- WHAT NEEDS TO BE DONE -
Below are some records. Pull every line that contains the word "auswählen".

- THE INPUT -
━━━━━━━━━━━━━━━━━━━━━━━━━━━━━━

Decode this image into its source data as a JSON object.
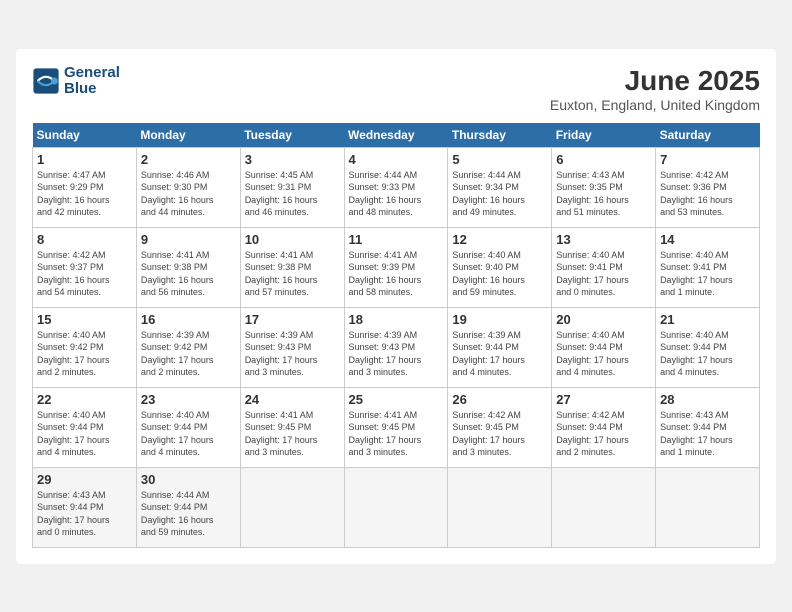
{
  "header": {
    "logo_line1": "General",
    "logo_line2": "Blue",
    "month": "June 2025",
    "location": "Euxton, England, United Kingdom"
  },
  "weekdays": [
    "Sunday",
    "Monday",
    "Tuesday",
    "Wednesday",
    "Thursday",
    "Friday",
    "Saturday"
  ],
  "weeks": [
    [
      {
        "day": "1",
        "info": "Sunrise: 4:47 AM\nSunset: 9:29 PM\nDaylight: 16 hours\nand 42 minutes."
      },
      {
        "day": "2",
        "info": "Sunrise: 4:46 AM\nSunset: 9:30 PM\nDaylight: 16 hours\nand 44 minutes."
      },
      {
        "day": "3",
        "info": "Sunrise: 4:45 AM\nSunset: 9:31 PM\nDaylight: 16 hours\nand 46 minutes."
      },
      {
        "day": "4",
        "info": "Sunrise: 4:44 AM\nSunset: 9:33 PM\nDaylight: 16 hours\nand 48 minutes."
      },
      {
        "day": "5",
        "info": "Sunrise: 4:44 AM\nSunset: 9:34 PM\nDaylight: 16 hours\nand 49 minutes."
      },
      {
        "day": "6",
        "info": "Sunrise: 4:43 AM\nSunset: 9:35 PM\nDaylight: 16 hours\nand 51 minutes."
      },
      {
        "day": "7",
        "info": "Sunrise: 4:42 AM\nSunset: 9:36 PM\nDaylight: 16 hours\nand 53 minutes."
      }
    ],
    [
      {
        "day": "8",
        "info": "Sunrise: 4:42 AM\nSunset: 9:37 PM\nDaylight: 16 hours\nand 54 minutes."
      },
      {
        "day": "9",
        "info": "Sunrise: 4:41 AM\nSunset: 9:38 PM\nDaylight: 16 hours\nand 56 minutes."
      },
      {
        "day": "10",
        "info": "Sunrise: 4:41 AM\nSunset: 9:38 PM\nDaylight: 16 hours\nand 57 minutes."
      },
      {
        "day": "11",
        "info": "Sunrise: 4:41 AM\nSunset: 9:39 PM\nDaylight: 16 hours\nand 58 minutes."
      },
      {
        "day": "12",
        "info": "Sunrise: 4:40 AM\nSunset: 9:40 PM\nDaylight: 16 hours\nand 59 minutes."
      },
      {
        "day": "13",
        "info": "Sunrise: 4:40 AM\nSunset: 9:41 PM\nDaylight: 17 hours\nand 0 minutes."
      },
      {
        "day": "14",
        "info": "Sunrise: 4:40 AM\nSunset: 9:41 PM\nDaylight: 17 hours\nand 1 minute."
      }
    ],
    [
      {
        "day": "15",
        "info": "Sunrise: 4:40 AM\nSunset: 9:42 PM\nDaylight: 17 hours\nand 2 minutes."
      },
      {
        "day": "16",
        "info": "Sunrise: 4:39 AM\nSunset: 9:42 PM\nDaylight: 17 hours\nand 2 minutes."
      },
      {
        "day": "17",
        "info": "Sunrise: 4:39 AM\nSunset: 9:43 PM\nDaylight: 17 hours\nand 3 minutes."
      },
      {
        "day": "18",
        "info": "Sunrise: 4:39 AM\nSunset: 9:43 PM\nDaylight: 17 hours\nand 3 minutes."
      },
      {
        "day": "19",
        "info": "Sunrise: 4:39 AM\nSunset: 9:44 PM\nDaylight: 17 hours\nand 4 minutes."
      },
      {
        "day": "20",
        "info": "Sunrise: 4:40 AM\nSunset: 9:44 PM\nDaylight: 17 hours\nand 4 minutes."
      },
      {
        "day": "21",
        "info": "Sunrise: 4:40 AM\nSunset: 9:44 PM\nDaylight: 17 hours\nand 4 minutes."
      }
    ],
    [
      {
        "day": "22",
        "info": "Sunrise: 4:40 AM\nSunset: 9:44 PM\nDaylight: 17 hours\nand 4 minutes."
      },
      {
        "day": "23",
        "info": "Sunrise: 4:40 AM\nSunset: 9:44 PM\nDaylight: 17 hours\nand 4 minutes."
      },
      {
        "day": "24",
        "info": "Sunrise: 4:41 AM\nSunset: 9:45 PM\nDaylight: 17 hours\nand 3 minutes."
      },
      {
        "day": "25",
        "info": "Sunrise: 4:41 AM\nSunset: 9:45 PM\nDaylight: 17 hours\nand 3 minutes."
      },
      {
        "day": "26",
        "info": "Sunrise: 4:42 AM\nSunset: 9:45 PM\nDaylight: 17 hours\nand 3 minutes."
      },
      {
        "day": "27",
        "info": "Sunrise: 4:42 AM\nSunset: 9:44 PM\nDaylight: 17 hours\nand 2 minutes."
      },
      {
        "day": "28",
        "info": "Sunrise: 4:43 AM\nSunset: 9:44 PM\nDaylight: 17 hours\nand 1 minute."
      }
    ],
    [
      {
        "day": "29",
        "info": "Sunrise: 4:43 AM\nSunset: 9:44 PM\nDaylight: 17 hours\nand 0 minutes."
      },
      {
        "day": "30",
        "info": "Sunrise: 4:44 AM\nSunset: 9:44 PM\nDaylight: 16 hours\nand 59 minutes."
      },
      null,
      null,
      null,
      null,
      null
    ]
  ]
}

━━━━━━━━━━━━━━━━━━━━━━━━━━━━━━

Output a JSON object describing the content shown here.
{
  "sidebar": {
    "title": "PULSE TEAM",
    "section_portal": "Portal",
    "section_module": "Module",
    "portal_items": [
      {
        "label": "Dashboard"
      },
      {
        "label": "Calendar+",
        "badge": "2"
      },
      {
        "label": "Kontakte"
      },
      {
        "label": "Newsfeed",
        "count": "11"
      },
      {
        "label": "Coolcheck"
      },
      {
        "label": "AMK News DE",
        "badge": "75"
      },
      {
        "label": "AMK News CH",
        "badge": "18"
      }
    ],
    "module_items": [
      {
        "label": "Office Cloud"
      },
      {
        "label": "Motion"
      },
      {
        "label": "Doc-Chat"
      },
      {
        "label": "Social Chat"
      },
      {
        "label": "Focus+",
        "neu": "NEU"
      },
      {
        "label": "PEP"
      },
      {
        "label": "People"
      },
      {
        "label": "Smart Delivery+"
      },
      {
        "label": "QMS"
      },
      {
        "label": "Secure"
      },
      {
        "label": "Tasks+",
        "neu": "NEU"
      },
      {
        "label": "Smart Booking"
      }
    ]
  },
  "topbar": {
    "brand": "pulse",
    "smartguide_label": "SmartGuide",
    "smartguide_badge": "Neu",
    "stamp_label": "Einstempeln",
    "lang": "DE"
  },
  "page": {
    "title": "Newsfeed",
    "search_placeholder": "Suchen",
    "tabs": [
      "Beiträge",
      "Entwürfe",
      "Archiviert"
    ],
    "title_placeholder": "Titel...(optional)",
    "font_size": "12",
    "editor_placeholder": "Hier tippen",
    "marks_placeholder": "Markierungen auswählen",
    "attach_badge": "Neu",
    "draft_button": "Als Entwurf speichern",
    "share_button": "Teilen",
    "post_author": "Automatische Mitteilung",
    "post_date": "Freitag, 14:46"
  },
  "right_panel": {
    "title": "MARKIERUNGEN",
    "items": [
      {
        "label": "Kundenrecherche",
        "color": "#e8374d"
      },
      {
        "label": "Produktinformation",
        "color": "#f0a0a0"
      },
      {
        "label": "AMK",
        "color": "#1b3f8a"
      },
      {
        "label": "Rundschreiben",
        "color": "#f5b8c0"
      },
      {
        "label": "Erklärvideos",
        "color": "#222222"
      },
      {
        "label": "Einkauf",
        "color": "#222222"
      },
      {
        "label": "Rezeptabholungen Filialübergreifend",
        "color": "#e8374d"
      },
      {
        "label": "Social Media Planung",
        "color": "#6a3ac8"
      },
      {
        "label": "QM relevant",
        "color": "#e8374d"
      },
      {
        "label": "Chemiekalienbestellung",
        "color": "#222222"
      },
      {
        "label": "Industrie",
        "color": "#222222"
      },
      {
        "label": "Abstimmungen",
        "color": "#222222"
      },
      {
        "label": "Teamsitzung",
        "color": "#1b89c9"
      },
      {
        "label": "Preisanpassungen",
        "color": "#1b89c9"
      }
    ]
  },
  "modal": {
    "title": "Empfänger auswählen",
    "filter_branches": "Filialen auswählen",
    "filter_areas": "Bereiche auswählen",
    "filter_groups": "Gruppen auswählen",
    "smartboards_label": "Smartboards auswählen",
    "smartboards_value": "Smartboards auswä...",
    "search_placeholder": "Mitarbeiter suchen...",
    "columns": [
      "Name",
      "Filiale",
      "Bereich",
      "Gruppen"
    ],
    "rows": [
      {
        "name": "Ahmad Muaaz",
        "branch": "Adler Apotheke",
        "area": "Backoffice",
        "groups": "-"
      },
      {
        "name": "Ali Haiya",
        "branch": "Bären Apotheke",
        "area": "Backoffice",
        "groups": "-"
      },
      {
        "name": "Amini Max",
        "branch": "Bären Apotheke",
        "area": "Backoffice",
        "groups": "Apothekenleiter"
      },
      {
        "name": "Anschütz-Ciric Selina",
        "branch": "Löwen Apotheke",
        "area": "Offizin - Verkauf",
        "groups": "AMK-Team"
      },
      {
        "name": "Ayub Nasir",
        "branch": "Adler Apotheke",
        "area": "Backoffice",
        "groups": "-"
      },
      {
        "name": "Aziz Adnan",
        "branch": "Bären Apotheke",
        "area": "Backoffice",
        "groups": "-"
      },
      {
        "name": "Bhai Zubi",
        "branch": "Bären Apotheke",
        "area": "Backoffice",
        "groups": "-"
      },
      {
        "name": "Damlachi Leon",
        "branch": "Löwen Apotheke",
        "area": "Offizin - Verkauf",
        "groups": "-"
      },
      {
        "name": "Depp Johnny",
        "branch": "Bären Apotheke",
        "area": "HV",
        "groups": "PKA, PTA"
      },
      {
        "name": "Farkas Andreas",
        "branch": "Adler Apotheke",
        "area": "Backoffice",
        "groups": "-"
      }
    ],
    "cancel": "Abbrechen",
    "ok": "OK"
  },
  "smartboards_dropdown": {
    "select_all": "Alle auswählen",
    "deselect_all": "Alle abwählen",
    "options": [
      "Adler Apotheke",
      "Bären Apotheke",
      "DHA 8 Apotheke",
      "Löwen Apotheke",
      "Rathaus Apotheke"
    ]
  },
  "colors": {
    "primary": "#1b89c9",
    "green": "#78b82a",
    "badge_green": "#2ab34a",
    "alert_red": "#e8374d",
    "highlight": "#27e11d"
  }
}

━━━━━━━━━━━━━━━━━━━━━━━━━━━━━━

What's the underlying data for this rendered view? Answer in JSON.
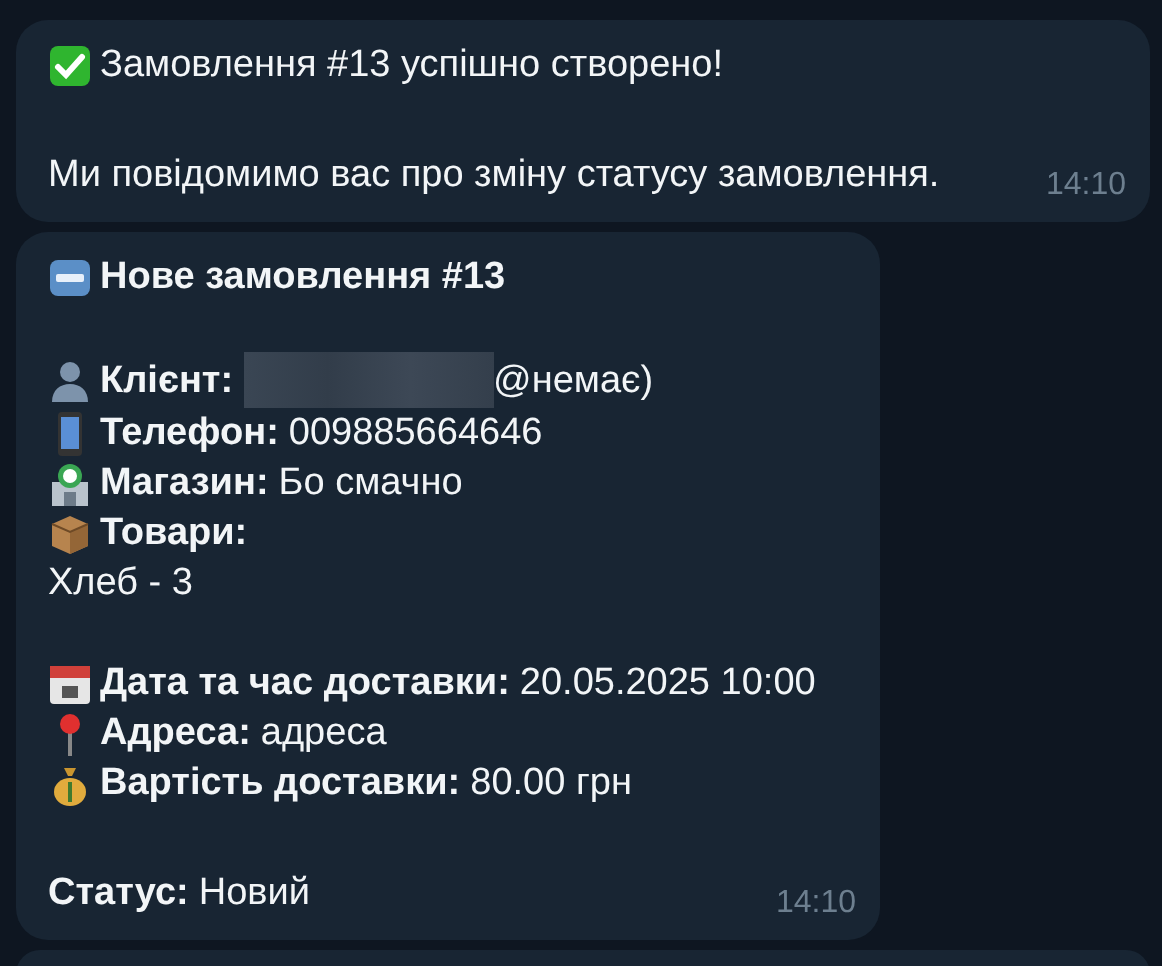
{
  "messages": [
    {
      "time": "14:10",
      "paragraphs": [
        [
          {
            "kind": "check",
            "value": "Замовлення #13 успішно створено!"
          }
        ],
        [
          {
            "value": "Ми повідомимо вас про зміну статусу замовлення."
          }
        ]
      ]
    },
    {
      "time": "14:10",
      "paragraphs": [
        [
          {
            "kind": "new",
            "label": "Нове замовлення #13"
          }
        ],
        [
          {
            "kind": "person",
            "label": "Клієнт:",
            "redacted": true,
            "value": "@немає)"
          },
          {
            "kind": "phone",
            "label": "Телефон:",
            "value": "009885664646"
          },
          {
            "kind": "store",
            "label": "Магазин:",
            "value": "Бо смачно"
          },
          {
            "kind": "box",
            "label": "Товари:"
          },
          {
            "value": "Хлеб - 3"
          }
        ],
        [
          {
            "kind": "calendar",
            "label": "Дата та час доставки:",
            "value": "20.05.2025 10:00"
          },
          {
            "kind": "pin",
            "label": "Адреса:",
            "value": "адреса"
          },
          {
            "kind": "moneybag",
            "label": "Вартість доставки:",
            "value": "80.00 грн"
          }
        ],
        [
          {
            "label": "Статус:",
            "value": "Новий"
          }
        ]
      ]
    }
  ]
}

━━━━━━━━━━━━━━━━━━━━━━━━━━━━━━

- PROBLEM SOLUTION -
    "marks_placeholder": "Markierungen auswählen",
    "title": "Empfänger auswählen",
    "filter_branches": "Filialen auswählen",
    "filter_areas": "Bereiche auswählen",
    "filter_groups": "Gruppen auswählen",
    "smartboards_label": "Smartboards auswählen",
    "select_all": "Alle auswählen",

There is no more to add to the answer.